--- START Entries provided ---

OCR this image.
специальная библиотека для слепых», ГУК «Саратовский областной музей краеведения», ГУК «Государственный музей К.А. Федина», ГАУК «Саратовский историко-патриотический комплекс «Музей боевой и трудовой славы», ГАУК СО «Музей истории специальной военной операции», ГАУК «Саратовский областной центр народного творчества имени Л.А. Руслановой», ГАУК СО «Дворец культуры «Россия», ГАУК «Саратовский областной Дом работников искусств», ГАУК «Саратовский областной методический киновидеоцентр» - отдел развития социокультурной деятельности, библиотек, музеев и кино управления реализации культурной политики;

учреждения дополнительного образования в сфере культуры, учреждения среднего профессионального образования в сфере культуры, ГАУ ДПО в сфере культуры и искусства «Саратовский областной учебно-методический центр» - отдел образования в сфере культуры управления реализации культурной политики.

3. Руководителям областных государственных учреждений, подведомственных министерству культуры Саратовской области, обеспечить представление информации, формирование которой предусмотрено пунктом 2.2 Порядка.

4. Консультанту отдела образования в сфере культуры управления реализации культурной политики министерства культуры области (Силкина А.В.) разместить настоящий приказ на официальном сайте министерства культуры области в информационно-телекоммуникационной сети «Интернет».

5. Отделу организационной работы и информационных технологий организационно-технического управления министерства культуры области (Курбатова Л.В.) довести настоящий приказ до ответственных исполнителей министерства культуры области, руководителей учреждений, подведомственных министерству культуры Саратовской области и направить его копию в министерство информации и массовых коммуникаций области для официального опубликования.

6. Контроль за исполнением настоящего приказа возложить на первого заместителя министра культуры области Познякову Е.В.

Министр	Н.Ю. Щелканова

--- END Entries provided ---
--- START Entries provided ---

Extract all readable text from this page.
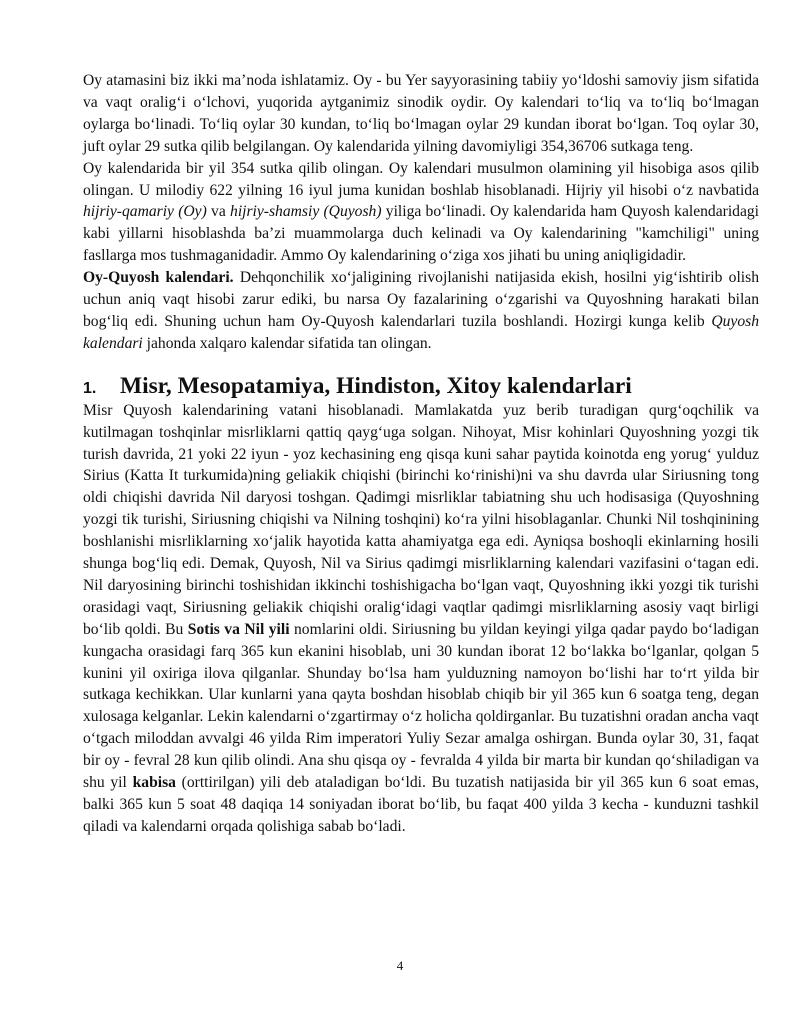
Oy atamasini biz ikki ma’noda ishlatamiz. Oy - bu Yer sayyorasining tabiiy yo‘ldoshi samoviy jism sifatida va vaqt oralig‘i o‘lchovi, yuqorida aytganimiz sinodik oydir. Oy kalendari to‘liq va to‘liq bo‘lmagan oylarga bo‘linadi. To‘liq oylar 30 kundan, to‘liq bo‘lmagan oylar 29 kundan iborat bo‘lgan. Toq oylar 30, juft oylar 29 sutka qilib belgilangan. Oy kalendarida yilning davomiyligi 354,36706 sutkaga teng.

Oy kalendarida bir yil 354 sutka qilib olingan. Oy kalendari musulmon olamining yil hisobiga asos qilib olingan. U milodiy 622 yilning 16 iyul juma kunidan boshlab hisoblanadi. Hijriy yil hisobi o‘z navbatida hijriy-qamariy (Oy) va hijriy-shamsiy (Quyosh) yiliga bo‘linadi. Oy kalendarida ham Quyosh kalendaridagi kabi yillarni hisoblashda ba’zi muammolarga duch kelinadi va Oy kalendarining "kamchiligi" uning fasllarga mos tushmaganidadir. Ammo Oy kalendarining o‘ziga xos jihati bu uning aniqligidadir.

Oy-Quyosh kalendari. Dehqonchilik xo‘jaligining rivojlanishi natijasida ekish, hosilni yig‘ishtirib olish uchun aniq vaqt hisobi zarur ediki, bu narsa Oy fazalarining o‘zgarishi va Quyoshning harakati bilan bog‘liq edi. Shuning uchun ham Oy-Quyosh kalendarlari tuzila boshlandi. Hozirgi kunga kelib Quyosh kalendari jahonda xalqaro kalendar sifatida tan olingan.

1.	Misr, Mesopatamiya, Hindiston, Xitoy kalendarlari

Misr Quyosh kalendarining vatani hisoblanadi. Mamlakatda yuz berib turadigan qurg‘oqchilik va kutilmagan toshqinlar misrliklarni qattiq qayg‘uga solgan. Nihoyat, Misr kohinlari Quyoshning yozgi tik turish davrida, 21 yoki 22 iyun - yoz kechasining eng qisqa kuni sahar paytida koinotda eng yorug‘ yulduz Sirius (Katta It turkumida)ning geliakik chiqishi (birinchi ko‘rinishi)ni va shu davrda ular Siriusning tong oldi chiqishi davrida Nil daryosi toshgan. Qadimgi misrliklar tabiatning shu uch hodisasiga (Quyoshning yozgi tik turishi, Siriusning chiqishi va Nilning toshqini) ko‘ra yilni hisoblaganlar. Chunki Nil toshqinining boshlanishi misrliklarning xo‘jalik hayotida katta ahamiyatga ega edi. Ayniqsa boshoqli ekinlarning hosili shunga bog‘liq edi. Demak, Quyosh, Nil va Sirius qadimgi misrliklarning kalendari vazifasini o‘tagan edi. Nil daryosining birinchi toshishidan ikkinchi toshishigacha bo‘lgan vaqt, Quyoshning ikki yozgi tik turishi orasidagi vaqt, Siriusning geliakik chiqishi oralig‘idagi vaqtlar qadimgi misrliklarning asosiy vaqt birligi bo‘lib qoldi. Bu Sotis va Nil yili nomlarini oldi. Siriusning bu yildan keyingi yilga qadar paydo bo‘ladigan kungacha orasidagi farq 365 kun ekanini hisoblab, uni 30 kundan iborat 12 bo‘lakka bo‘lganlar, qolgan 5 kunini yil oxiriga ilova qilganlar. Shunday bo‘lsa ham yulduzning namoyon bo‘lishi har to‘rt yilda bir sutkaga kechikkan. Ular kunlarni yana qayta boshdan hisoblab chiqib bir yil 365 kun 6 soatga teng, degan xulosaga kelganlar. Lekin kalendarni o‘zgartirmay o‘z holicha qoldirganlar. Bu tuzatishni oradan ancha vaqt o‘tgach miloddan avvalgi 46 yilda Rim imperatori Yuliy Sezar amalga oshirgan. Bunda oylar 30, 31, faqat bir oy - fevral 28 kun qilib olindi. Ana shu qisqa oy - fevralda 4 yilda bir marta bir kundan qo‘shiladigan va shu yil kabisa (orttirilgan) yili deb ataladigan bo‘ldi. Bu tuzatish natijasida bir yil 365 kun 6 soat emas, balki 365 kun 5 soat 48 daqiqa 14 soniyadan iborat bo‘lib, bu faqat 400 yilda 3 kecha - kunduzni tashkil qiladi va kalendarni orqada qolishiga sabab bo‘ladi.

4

--- END Entries provided ---

[Task to complete]:
List the lines that contain the word "this".

[Output]:
OCR this image.
Extract all readable text from this page.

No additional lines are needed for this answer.